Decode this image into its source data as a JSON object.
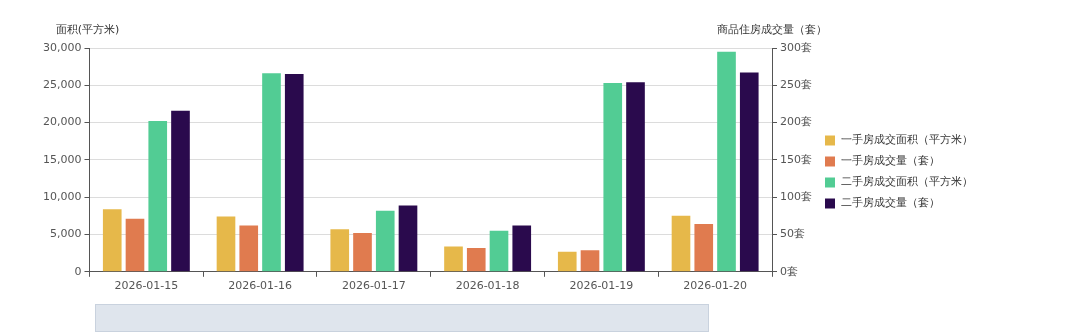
{
  "chart_data": {
    "type": "bar",
    "categories": [
      "2026-01-15",
      "2026-01-16",
      "2026-01-17",
      "2026-01-18",
      "2026-01-19",
      "2026-01-20"
    ],
    "ylabel": "面积(平方米)",
    "y2label": "商品住房成交量（套）",
    "series": [
      {
        "name": "一手房成交面积（平方米）",
        "color": "#e6b84a",
        "values": [
          8400,
          7400,
          5700,
          3400,
          2700,
          7500
        ]
      },
      {
        "name": "一手房成交量（套）",
        "color": "#e07b4f",
        "axis": "y2",
        "values": [
          71,
          62,
          52,
          32,
          29,
          64
        ]
      },
      {
        "name": "二手房成交面积（平方米）",
        "color": "#52cc94",
        "values": [
          20200,
          26600,
          8200,
          5500,
          25300,
          29500
        ]
      },
      {
        "name": "二手房成交量（套）",
        "color": "#2a0a4d",
        "axis": "y2",
        "values": [
          216,
          265,
          89,
          62,
          254,
          267
        ]
      }
    ],
    "ylim": [
      0,
      30000
    ],
    "yticks": [
      0,
      {
        "value": 5000,
        "label": "5,000"
      },
      {
        "value": 10000,
        "label": "10,000"
      },
      {
        "value": 15000,
        "label": "15,000"
      },
      {
        "value": 20000,
        "label": "20,000"
      },
      {
        "value": 25000,
        "label": "25,000"
      },
      {
        "value": 30000,
        "label": "30,000"
      }
    ],
    "y2lim": [
      0,
      300
    ],
    "y2ticks": [
      {
        "value": 0,
        "label": "0套"
      },
      {
        "value": 50,
        "label": "50套"
      },
      {
        "value": 100,
        "label": "100套"
      },
      {
        "value": 150,
        "label": "150套"
      },
      {
        "value": 200,
        "label": "200套"
      },
      {
        "value": 250,
        "label": "250套"
      },
      {
        "value": 300,
        "label": "300套"
      }
    ],
    "grid": "y",
    "legend": "right"
  }
}
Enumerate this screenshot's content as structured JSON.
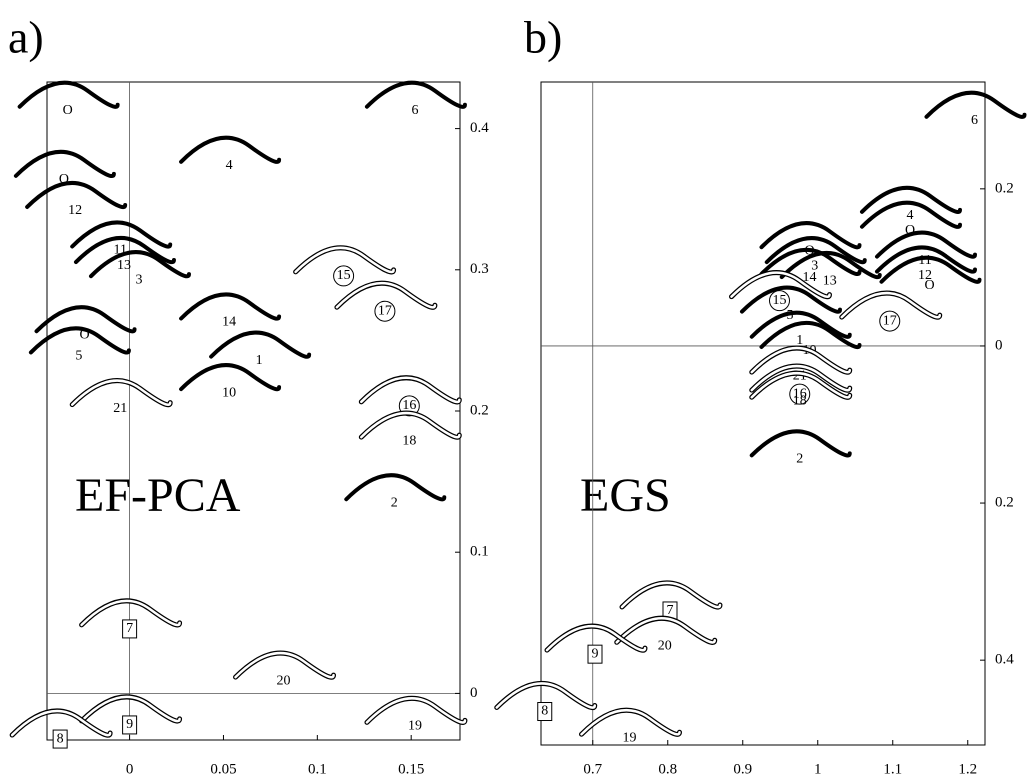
{
  "chart_data": [
    {
      "type": "scatter",
      "panel_label": "a)",
      "title": "EF-PCA",
      "xlim": [
        -0.044,
        0.176
      ],
      "ylim": [
        -0.033,
        0.433
      ],
      "xticks": [
        0,
        0.05,
        0.1,
        0.15
      ],
      "yticks": [
        0,
        0.1,
        0.2,
        0.3,
        0.4
      ],
      "reference_lines": {
        "x": 0,
        "y": 0
      },
      "points": [
        {
          "label": "O",
          "x": -0.033,
          "y": 0.424,
          "style": "solid"
        },
        {
          "label": "6",
          "x": 0.152,
          "y": 0.424,
          "style": "solid"
        },
        {
          "label": "4",
          "x": 0.053,
          "y": 0.385,
          "style": "solid"
        },
        {
          "label": "O",
          "x": -0.035,
          "y": 0.375,
          "style": "solid"
        },
        {
          "label": "12",
          "x": -0.029,
          "y": 0.353,
          "style": "solid"
        },
        {
          "label": "11",
          "x": -0.005,
          "y": 0.325,
          "style": "solid"
        },
        {
          "label": "13",
          "x": -0.003,
          "y": 0.314,
          "style": "solid"
        },
        {
          "label": "3",
          "x": 0.005,
          "y": 0.304,
          "style": "solid"
        },
        {
          "label": "15",
          "x": 0.114,
          "y": 0.307,
          "style": "outline",
          "frame": "circle"
        },
        {
          "label": "17",
          "x": 0.136,
          "y": 0.282,
          "style": "outline",
          "frame": "circle"
        },
        {
          "label": "14",
          "x": 0.053,
          "y": 0.274,
          "style": "solid"
        },
        {
          "label": "O",
          "x": -0.024,
          "y": 0.265,
          "style": "solid"
        },
        {
          "label": "5",
          "x": -0.027,
          "y": 0.25,
          "style": "solid"
        },
        {
          "label": "1",
          "x": 0.069,
          "y": 0.247,
          "style": "solid"
        },
        {
          "label": "10",
          "x": 0.053,
          "y": 0.224,
          "style": "solid"
        },
        {
          "label": "21",
          "x": -0.005,
          "y": 0.213,
          "style": "outline"
        },
        {
          "label": "16",
          "x": 0.149,
          "y": 0.215,
          "style": "outline",
          "frame": "circle"
        },
        {
          "label": "18",
          "x": 0.149,
          "y": 0.19,
          "style": "outline"
        },
        {
          "label": "2",
          "x": 0.141,
          "y": 0.146,
          "style": "solid"
        },
        {
          "label": "7",
          "x": 0,
          "y": 0.057,
          "style": "outline",
          "frame": "box"
        },
        {
          "label": "20",
          "x": 0.082,
          "y": 0.02,
          "style": "outline"
        },
        {
          "label": "9",
          "x": 0,
          "y": -0.011,
          "style": "outline",
          "frame": "box"
        },
        {
          "label": "8",
          "x": -0.037,
          "y": -0.021,
          "style": "outline",
          "frame": "box"
        },
        {
          "label": "19",
          "x": 0.152,
          "y": -0.012,
          "style": "outline"
        }
      ]
    },
    {
      "type": "scatter",
      "panel_label": "b)",
      "title": "EGS",
      "xlim": [
        0.631,
        1.223
      ],
      "ylim": [
        -0.508,
        0.336
      ],
      "xticks": [
        0.7,
        0.8,
        0.9,
        1,
        1.1,
        1.2
      ],
      "yticks": [
        0.2,
        0,
        {
          "value": -0.2,
          "label": "0.2"
        },
        {
          "value": -0.4,
          "label": "0.4"
        }
      ],
      "reference_lines": {
        "x": 0.7,
        "y": 0
      },
      "points": [
        {
          "label": "6",
          "x": 1.209,
          "y": 0.307,
          "style": "solid"
        },
        {
          "label": "4",
          "x": 1.123,
          "y": 0.186,
          "style": "solid"
        },
        {
          "label": "O",
          "x": 1.123,
          "y": 0.167,
          "style": "solid"
        },
        {
          "label": "11",
          "x": 1.143,
          "y": 0.129,
          "style": "solid"
        },
        {
          "label": "12",
          "x": 1.143,
          "y": 0.11,
          "style": "solid"
        },
        {
          "label": "O",
          "x": 1.149,
          "y": 0.097,
          "style": "solid"
        },
        {
          "label": "O",
          "x": 0.989,
          "y": 0.141,
          "style": "solid"
        },
        {
          "label": "3",
          "x": 0.996,
          "y": 0.122,
          "style": "solid"
        },
        {
          "label": "13",
          "x": 1.016,
          "y": 0.103,
          "style": "solid"
        },
        {
          "label": "14",
          "x": 0.989,
          "y": 0.107,
          "style": "solid"
        },
        {
          "label": "15",
          "x": 0.949,
          "y": 0.078,
          "style": "outline",
          "frame": "circle"
        },
        {
          "label": "5",
          "x": 0.963,
          "y": 0.059,
          "style": "solid"
        },
        {
          "label": "17",
          "x": 1.096,
          "y": 0.052,
          "style": "outline",
          "frame": "circle"
        },
        {
          "label": "1",
          "x": 0.976,
          "y": 0.027,
          "style": "solid"
        },
        {
          "label": "10",
          "x": 0.989,
          "y": 0.014,
          "style": "solid"
        },
        {
          "label": "21",
          "x": 0.976,
          "y": -0.018,
          "style": "outline"
        },
        {
          "label": "16",
          "x": 0.976,
          "y": -0.041,
          "style": "outline",
          "frame": "circle"
        },
        {
          "label": "18",
          "x": 0.976,
          "y": -0.05,
          "style": "outline"
        },
        {
          "label": "2",
          "x": 0.976,
          "y": -0.124,
          "style": "solid"
        },
        {
          "label": "7",
          "x": 0.803,
          "y": -0.317,
          "style": "outline",
          "frame": "box"
        },
        {
          "label": "20",
          "x": 0.796,
          "y": -0.362,
          "style": "outline"
        },
        {
          "label": "9",
          "x": 0.703,
          "y": -0.372,
          "style": "outline",
          "frame": "box"
        },
        {
          "label": "8",
          "x": 0.636,
          "y": -0.445,
          "style": "outline",
          "frame": "box"
        },
        {
          "label": "19",
          "x": 0.749,
          "y": -0.479,
          "style": "outline"
        }
      ]
    }
  ]
}
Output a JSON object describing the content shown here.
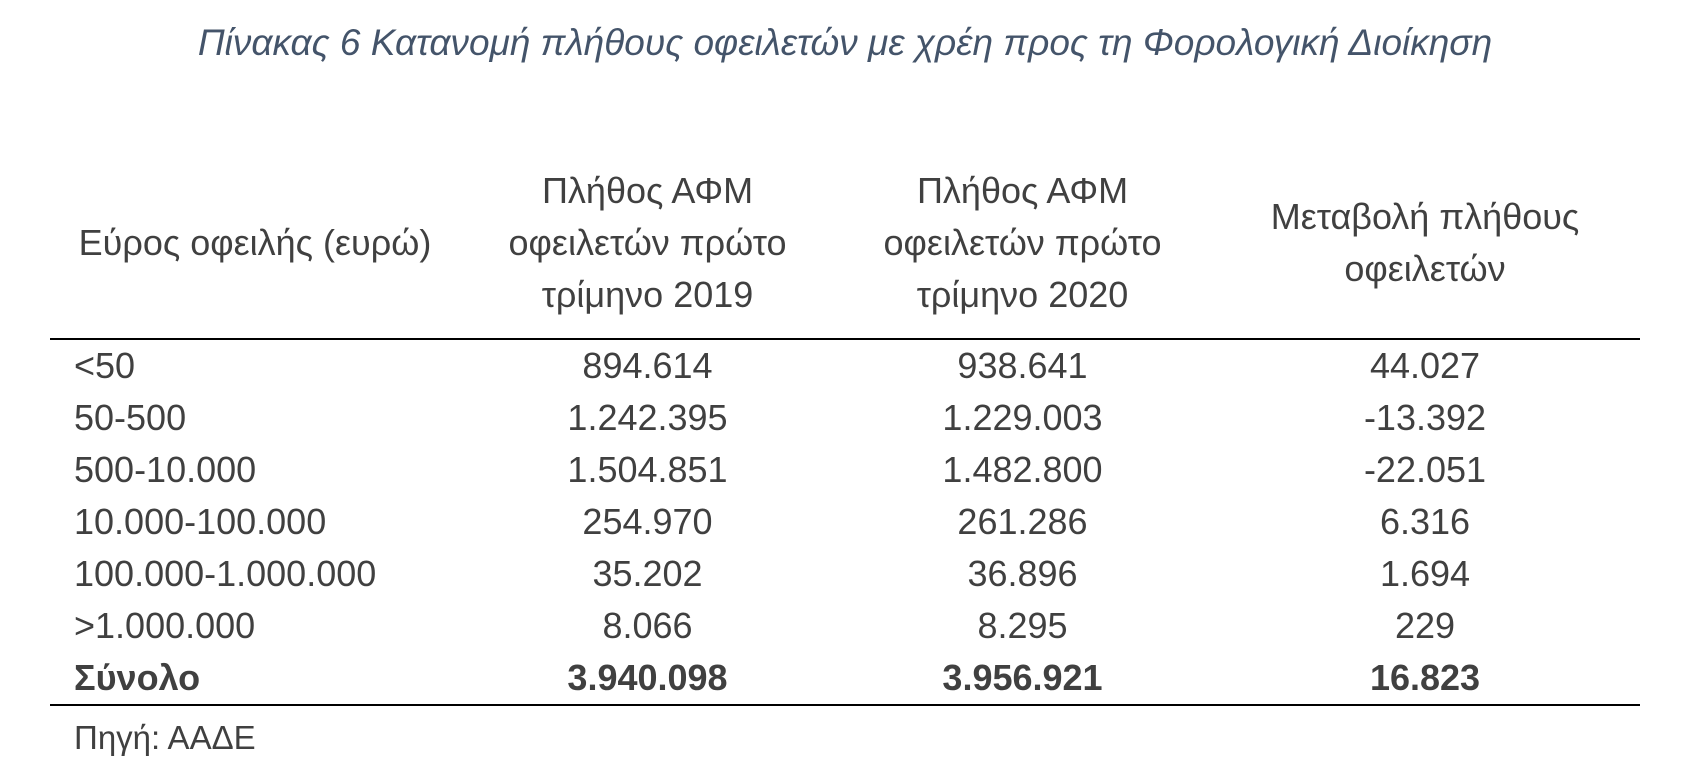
{
  "title": "Πίνακας 6 Κατανομή πλήθους οφειλετών με χρέη προς τη Φορολογική Διοίκηση",
  "table": {
    "headers": [
      "Εύρος οφειλής (ευρώ)",
      "Πλήθος ΑΦΜ οφειλετών πρώτο τρίμηνο 2019",
      "Πλήθος ΑΦΜ οφειλετών πρώτο τρίμηνο 2020",
      "Μεταβολή πλήθους οφειλετών"
    ],
    "rows": [
      {
        "range": "<50",
        "q1_2019": "894.614",
        "q1_2020": "938.641",
        "change": "44.027"
      },
      {
        "range": "50-500",
        "q1_2019": "1.242.395",
        "q1_2020": "1.229.003",
        "change": "-13.392"
      },
      {
        "range": "500-10.000",
        "q1_2019": "1.504.851",
        "q1_2020": "1.482.800",
        "change": "-22.051"
      },
      {
        "range": "10.000-100.000",
        "q1_2019": "254.970",
        "q1_2020": "261.286",
        "change": "6.316"
      },
      {
        "range": "100.000-1.000.000",
        "q1_2019": "35.202",
        "q1_2020": "36.896",
        "change": "1.694"
      },
      {
        "range": ">1.000.000",
        "q1_2019": "8.066",
        "q1_2020": "8.295",
        "change": "229"
      }
    ],
    "total": {
      "range": "Σύνολο",
      "q1_2019": "3.940.098",
      "q1_2020": "3.956.921",
      "change": "16.823"
    }
  },
  "source": "Πηγή: ΑΑΔΕ",
  "colors": {
    "title": "#44546a",
    "text": "#404040",
    "rule": "#000000"
  }
}
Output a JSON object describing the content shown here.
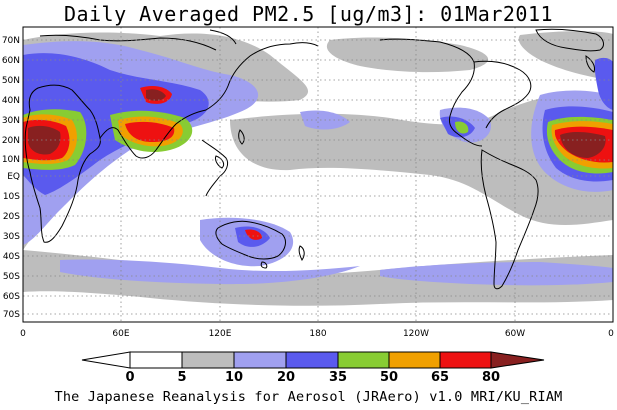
{
  "title": "Daily Averaged PM2.5 [ug/m3]: 01Mar2011",
  "footer": "The Japanese Reanalysis for Aerosol (JRAero) v1.0 MRI/KU_RIAM",
  "lat_labels": [
    "70N",
    "60N",
    "50N",
    "40N",
    "30N",
    "20N",
    "10N",
    "EQ",
    "10S",
    "20S",
    "30S",
    "40S",
    "50S",
    "60S",
    "70S"
  ],
  "lon_labels": [
    "0",
    "60E",
    "120E",
    "180",
    "120W",
    "60W",
    "0"
  ],
  "colorbar": {
    "ticks": [
      "0",
      "5",
      "10",
      "20",
      "35",
      "50",
      "65",
      "80"
    ],
    "colors": [
      "#ffffff",
      "#bdbdbd",
      "#a0a0f0",
      "#5a5aee",
      "#88cc33",
      "#f0a000",
      "#ee1111",
      "#882020"
    ]
  }
}
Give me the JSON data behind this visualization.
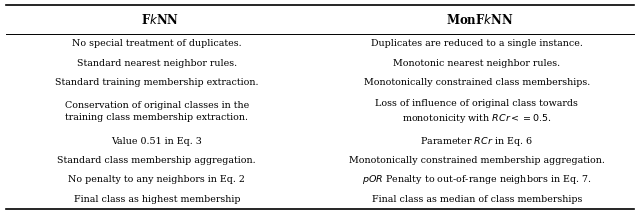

====================

■ **What to produce**: Search the data above for the word "οφειλετών", then gather each line in which it appears.

■ **Solution for this exercise**:
  "title": "Πίνακας 6 Κατανομή πλήθους οφειλετών με χρέη προς τη Φορολογική Διοίκηση",
      "Πλήθος ΑΦΜ οφειλετών πρώτο τρίμηνο 2019",
      "Πλήθος ΑΦΜ οφειλετών πρώτο τρίμηνο 2020",
      "Μεταβολή πλήθους οφειλετών"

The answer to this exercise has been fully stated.